▶ _Given exercise_: Return all lines below containing the word "wołyńskie".

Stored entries

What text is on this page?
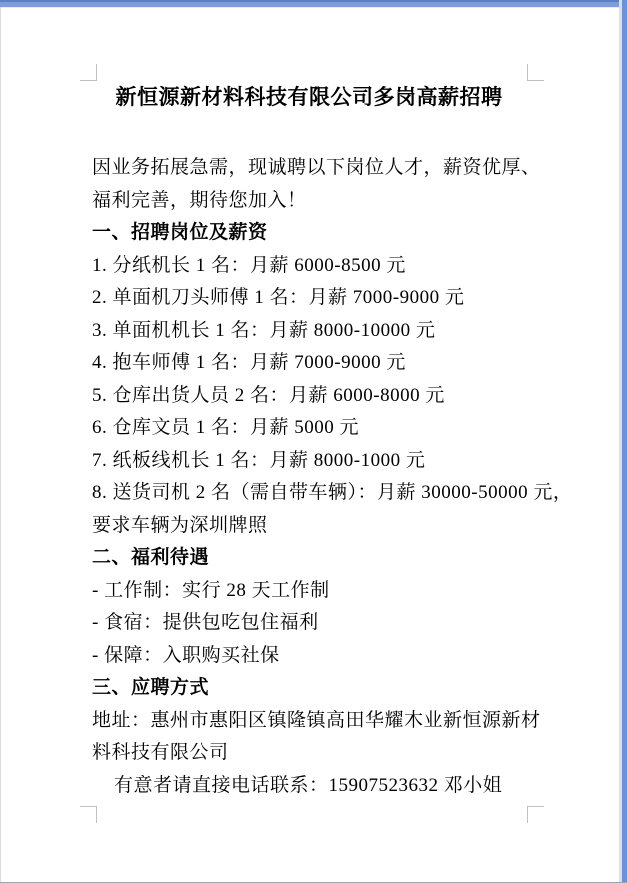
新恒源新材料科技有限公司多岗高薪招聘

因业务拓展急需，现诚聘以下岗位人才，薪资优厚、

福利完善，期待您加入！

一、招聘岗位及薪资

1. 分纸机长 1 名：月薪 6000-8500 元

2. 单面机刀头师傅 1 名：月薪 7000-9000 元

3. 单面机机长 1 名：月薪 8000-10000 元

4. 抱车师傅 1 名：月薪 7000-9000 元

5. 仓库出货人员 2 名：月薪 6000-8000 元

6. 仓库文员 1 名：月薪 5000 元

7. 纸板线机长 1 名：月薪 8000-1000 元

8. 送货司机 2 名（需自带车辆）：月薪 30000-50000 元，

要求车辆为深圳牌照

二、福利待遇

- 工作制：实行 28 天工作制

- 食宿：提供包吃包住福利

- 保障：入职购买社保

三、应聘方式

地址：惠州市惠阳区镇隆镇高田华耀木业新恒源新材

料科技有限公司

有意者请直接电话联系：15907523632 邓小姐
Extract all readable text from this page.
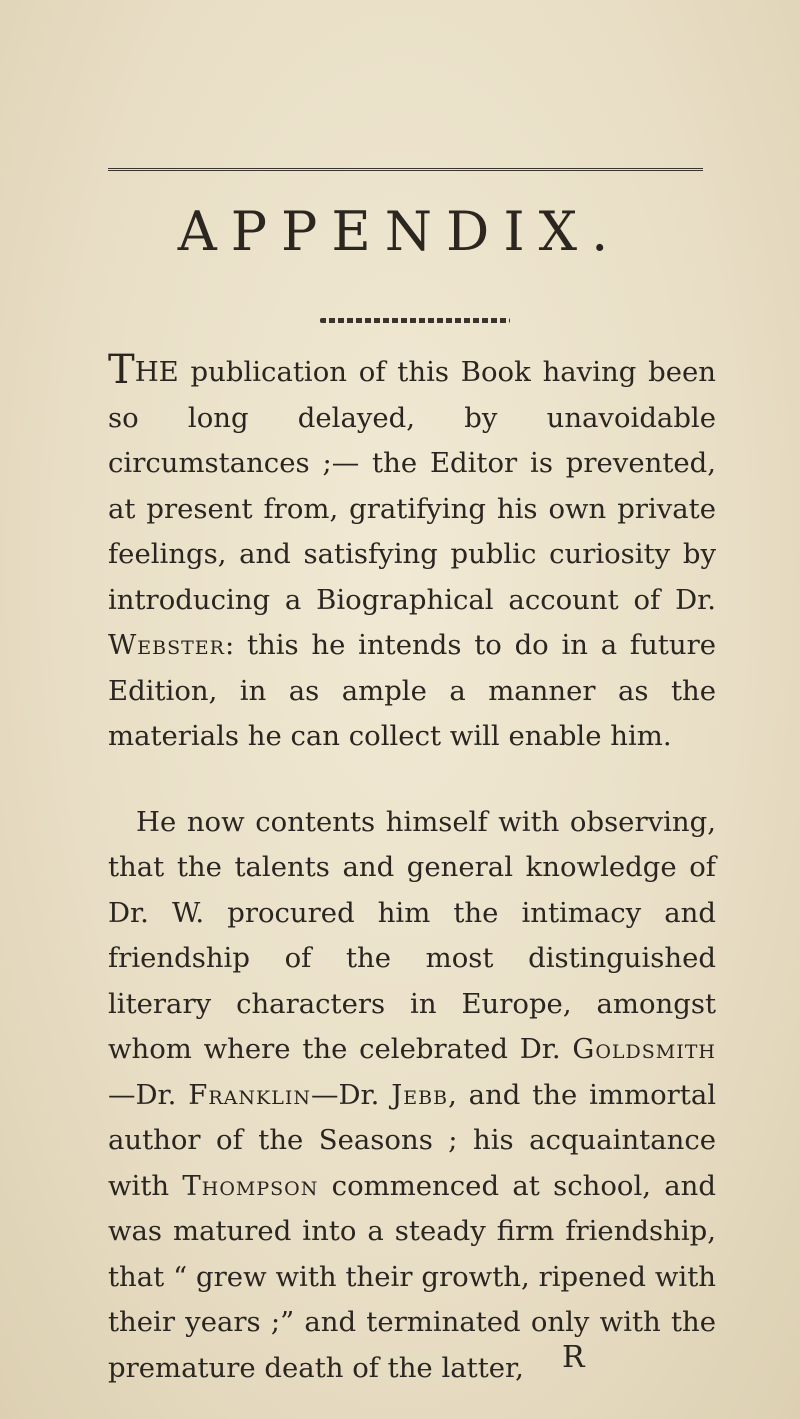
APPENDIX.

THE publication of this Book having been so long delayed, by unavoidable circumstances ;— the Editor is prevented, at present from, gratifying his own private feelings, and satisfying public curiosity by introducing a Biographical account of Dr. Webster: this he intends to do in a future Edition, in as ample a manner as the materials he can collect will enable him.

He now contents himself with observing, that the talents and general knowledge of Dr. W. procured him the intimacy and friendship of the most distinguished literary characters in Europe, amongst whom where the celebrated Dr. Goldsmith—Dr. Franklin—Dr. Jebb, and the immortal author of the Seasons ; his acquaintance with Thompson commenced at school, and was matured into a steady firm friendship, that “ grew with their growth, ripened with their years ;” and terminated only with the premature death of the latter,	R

* * *

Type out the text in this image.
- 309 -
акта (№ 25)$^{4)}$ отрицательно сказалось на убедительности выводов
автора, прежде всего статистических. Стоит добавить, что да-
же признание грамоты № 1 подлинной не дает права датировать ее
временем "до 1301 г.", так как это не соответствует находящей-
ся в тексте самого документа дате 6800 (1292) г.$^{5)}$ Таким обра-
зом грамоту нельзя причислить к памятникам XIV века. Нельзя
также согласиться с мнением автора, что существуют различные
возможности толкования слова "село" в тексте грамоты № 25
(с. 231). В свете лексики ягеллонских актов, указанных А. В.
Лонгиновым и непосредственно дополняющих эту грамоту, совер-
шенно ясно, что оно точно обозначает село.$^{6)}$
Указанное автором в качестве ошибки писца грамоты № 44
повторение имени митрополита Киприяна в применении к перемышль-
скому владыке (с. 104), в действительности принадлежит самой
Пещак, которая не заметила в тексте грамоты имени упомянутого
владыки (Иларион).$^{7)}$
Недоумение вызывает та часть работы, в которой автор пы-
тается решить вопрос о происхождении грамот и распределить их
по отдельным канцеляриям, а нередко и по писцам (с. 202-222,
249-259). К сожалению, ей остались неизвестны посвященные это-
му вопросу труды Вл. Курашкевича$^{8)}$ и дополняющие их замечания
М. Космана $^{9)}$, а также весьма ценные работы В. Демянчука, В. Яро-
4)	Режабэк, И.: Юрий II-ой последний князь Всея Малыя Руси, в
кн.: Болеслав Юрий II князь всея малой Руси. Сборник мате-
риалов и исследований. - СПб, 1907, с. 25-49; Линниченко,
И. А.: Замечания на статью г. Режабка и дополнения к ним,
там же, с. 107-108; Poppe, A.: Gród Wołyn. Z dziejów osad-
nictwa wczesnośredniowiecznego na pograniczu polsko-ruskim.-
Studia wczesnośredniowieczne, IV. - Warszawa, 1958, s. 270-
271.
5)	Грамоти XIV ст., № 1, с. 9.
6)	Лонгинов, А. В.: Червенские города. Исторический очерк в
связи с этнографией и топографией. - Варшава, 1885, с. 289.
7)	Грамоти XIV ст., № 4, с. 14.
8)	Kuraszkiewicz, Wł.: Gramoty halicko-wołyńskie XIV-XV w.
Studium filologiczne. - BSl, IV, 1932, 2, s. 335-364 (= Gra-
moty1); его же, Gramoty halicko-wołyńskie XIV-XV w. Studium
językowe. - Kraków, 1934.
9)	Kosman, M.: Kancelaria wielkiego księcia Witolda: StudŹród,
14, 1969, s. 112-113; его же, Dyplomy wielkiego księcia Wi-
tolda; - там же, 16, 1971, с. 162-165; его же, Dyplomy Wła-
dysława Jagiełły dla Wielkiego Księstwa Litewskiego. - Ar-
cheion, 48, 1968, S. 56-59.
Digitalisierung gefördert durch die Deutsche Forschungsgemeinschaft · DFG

▶ _Written reply_:
8)	Kuraszkiewicz, Wł.: Gramoty halicko-wołyńskie XIV-XV w.
moty1); его же, Gramoty halicko-wołyńskie XIV-XV w. Studium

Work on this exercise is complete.